(Entries taken from a collection)
■ ■ ■ ■
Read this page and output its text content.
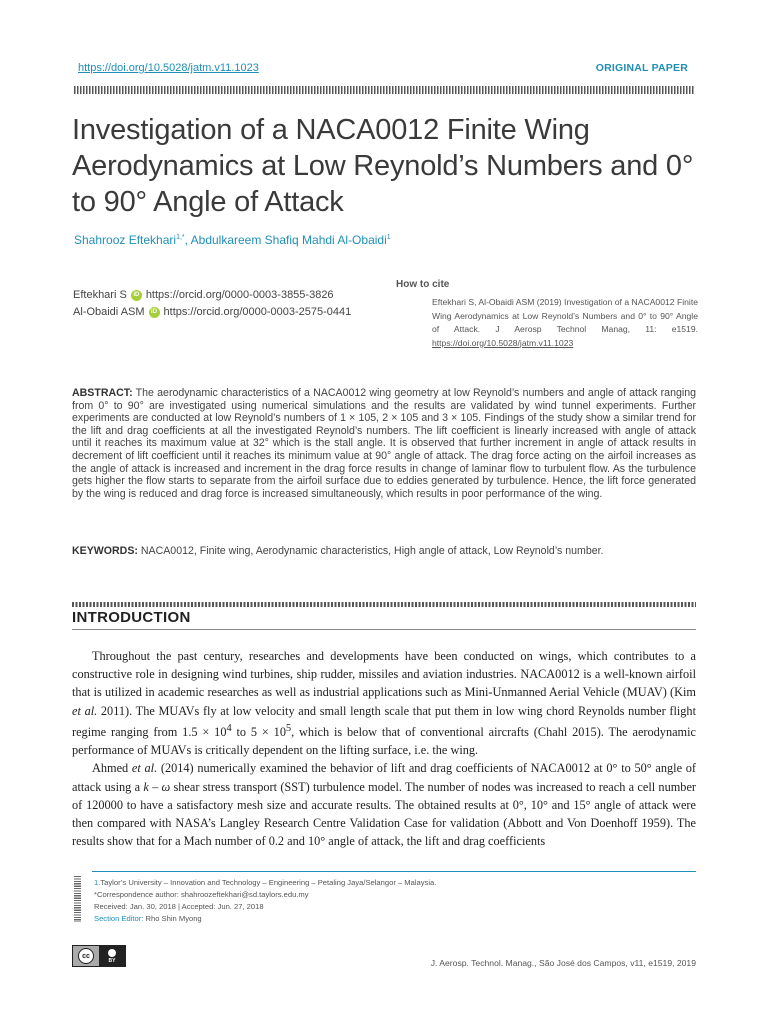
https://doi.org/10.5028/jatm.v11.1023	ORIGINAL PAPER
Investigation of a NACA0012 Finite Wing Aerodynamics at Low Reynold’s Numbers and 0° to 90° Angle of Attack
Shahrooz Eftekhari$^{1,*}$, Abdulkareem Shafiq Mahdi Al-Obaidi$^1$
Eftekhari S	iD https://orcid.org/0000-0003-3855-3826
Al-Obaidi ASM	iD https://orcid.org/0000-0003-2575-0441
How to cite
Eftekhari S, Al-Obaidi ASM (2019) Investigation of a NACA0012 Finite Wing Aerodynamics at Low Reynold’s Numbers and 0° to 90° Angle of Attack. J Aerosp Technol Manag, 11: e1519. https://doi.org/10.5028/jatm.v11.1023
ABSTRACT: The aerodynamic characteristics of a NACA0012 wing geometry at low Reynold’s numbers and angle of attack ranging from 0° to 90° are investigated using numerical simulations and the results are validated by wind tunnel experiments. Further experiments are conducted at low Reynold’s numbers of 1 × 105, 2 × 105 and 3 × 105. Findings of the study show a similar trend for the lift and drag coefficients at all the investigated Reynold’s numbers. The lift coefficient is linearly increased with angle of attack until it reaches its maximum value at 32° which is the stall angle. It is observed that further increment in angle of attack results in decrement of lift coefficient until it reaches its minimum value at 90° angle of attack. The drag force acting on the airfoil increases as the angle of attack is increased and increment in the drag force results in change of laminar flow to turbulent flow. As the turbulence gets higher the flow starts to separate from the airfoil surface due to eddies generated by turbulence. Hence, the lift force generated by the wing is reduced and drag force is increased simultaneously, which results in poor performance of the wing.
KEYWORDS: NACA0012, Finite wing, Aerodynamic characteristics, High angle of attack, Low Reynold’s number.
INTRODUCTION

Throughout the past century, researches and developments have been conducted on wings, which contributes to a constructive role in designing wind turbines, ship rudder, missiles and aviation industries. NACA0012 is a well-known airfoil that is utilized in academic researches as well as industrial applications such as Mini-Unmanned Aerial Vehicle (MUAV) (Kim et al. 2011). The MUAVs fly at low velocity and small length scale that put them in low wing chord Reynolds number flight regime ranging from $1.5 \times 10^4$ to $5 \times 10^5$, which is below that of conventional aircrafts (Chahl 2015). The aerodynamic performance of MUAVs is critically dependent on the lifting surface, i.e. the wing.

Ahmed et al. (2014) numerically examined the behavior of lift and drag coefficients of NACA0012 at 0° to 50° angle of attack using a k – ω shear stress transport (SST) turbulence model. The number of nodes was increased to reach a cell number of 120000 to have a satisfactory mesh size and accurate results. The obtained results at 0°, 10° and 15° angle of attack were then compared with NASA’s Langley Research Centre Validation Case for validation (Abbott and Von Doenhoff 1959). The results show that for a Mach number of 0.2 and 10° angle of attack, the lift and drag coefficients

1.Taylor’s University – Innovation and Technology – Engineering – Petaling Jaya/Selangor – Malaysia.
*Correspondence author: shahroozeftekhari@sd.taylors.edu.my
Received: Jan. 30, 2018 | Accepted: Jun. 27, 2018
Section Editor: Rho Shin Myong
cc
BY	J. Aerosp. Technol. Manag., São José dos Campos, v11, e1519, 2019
■ ■ ■ ■
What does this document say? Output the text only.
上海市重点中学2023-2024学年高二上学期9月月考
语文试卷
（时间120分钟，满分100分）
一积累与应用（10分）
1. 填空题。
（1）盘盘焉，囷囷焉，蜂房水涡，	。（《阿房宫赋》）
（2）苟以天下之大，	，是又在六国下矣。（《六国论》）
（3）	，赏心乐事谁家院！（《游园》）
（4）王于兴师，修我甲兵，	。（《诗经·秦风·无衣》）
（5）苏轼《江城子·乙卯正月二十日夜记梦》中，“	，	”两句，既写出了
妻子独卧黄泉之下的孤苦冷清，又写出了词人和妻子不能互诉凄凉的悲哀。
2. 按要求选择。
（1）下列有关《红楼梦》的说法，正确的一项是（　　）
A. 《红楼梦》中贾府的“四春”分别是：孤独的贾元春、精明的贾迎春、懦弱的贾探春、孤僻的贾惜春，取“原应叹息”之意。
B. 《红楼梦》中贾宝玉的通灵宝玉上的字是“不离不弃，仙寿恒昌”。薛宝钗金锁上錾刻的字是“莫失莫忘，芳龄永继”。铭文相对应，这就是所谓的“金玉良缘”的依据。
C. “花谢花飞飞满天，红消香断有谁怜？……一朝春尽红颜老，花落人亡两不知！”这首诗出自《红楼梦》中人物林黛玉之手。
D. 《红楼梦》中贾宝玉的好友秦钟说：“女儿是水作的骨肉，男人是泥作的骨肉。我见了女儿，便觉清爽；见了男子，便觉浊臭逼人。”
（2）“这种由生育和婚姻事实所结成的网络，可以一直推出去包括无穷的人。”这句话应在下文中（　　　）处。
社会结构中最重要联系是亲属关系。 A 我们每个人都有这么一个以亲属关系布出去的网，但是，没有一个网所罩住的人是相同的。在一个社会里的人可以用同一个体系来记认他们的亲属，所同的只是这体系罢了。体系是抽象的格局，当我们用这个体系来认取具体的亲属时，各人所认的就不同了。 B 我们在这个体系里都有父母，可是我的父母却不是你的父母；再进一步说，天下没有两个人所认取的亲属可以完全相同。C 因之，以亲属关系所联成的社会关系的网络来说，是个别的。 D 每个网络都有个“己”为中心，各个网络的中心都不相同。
■ ■ ■ ■
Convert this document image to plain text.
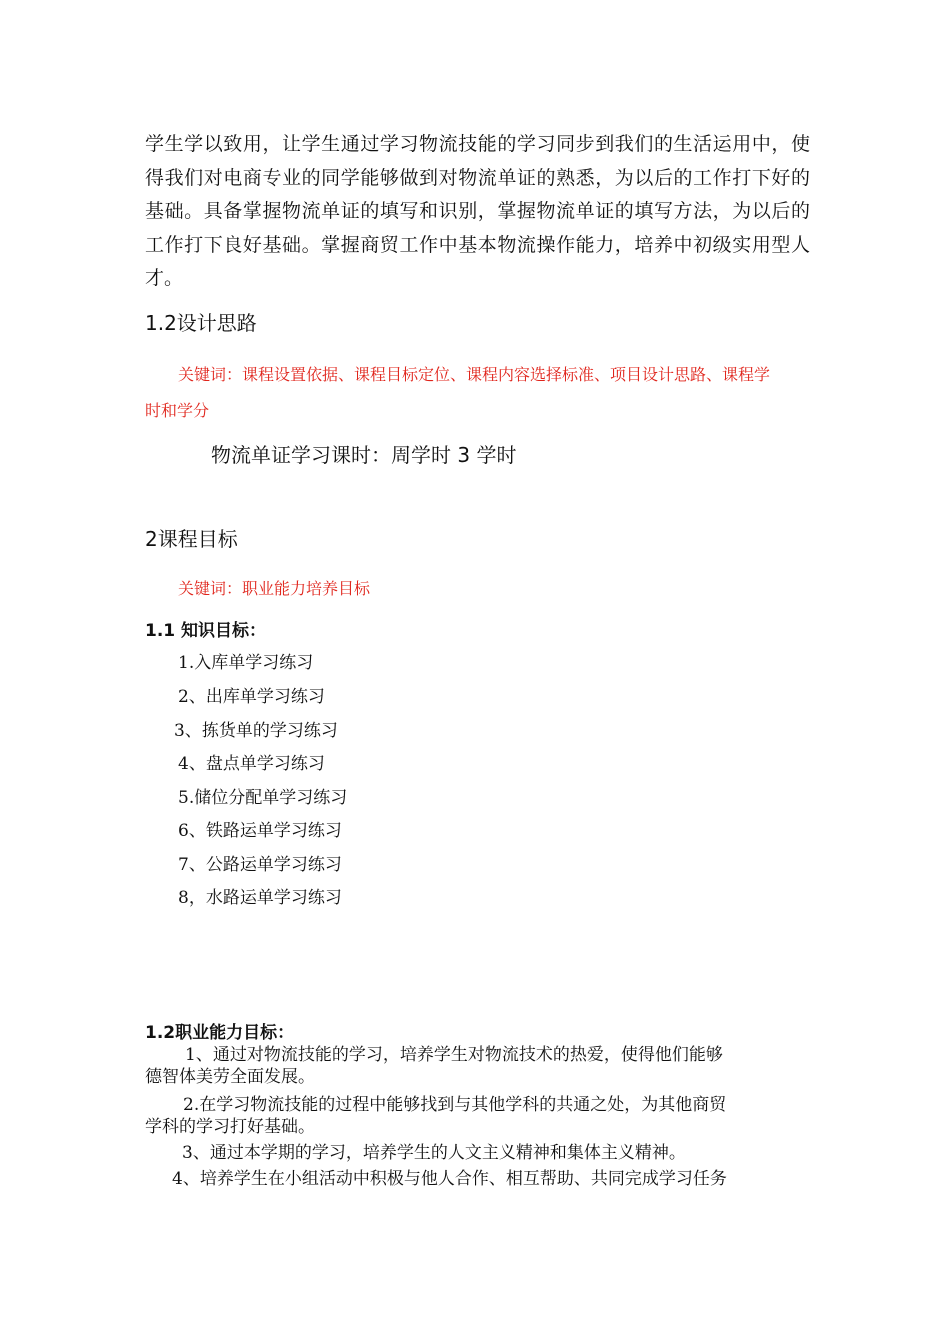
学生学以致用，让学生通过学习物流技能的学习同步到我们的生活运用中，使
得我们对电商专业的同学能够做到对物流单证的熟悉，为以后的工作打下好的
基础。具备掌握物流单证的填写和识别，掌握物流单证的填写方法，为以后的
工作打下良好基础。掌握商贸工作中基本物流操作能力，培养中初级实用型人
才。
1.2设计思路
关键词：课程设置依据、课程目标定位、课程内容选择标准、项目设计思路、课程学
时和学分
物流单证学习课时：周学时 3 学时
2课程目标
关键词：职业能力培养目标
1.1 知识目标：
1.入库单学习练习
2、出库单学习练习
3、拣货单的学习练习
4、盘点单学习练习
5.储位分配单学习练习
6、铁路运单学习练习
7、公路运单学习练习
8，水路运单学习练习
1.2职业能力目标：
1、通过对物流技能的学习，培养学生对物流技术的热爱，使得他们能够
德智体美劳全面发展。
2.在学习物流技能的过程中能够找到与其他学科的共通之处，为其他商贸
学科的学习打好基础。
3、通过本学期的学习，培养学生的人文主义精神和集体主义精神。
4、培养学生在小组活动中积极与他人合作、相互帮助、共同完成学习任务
■ ■ ■ ■
» **Requirement**: Give every line of the material that includes the string "jatm".

» **Finished answer**:
https://doi.org/10.5028/jatm.v11.1023	ORIGINAL PAPER
Eftekhari S, Al-Obaidi ASM (2019) Investigation of a NACA0012 Finite Wing Aerodynamics at Low Reynold’s Numbers and 0° to 90° Angle of Attack. J Aerosp Technol Manag, 11: e1519. https://doi.org/10.5028/jatm.v11.1023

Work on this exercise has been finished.